--- Begin ---

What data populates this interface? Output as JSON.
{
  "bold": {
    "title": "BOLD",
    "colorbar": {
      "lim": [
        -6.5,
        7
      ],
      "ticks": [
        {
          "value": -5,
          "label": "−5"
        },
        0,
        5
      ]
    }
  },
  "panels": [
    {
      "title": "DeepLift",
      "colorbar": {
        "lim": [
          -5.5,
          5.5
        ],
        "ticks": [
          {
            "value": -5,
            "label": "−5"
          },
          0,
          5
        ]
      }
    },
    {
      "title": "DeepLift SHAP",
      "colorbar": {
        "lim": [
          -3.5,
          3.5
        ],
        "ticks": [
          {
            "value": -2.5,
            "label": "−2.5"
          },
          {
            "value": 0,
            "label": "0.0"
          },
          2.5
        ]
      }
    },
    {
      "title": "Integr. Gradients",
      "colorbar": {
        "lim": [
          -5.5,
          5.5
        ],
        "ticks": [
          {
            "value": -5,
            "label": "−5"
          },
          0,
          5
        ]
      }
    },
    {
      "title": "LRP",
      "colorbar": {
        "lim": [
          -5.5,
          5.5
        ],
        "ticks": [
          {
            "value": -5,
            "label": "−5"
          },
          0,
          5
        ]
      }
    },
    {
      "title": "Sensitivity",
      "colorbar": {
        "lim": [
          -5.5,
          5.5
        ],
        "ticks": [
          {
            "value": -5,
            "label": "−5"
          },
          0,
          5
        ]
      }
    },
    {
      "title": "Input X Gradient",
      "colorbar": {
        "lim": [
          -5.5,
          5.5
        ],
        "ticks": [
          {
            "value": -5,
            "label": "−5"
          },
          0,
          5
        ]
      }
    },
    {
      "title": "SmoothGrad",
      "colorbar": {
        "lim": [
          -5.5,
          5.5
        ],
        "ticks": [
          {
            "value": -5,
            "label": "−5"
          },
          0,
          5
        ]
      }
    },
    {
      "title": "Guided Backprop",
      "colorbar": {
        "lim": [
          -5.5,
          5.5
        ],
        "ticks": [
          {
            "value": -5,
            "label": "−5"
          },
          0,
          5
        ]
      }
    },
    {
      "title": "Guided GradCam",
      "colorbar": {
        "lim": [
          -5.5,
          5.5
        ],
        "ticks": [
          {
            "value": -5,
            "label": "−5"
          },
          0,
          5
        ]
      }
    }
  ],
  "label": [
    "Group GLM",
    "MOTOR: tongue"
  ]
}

--- End ---

** CHALLENGE **
Reproduce the data shown above exactly.

** FULL OUTPUT **
What data populates this interface? Output as JSON.
{
  "bold": {
    "title": "BOLD",
    "colorbar": {
      "lim": [
        -6.5,
        7
      ],
      "ticks": [
        {
          "value": -5,
          "label": "−5"
        },
        0,
        5
      ]
    }
  },
  "panels": [
    {
      "title": "DeepLift",
      "colorbar": {
        "lim": [
          -5.5,
          5.5
        ],
        "ticks": [
          {
            "value": -5,
            "label": "−5"
          },
          0,
          5
        ]
      }
    },
    {
      "title": "DeepLift SHAP",
      "colorbar": {
        "lim": [
          -3.5,
          3.5
        ],
        "ticks": [
          {
            "value": -2.5,
            "label": "−2.5"
          },
          {
            "value": 0,
            "label": "0.0"
          },
          2.5
        ]
      }
    },
    {
      "title": "Integr. Gradients",
      "colorbar": {
        "lim": [
          -5.5,
          5.5
        ],
        "ticks": [
          {
            "value": -5,
            "label": "−5"
          },
          0,
          5
        ]
      }
    },
    {
      "title": "LRP",
      "colorbar": {
        "lim": [
          -5.5,
          5.5
        ],
        "ticks": [
          {
            "value": -5,
            "label": "−5"
          },
          0,
          5
        ]
      }
    },
    {
      "title": "Sensitivity",
      "colorbar": {
        "lim": [
          -5.5,
          5.5
        ],
        "ticks": [
          {
            "value": -5,
            "label": "−5"
          },
          0,
          5
        ]
      }
    },
    {
      "title": "Input X Gradient",
      "colorbar": {
        "lim": [
          -5.5,
          5.5
        ],
        "ticks": [
          {
            "value": -5,
            "label": "−5"
          },
          0,
          5
        ]
      }
    },
    {
      "title": "SmoothGrad",
      "colorbar": {
        "lim": [
          -5.5,
          5.5
        ],
        "ticks": [
          {
            "value": -5,
            "label": "−5"
          },
          0,
          5
        ]
      }
    },
    {
      "title": "Guided Backprop",
      "colorbar": {
        "lim": [
          -5.5,
          5.5
        ],
        "ticks": [
          {
            "value": -5,
            "label": "−5"
          },
          0,
          5
        ]
      }
    },
    {
      "title": "Guided GradCam",
      "colorbar": {
        "lim": [
          -5.5,
          5.5
        ],
        "ticks": [
          {
            "value": -5,
            "label": "−5"
          },
          0,
          5
        ]
      }
    }
  ],
  "label": [
    "Group GLM",
    "MOTOR: tongue"
  ]
}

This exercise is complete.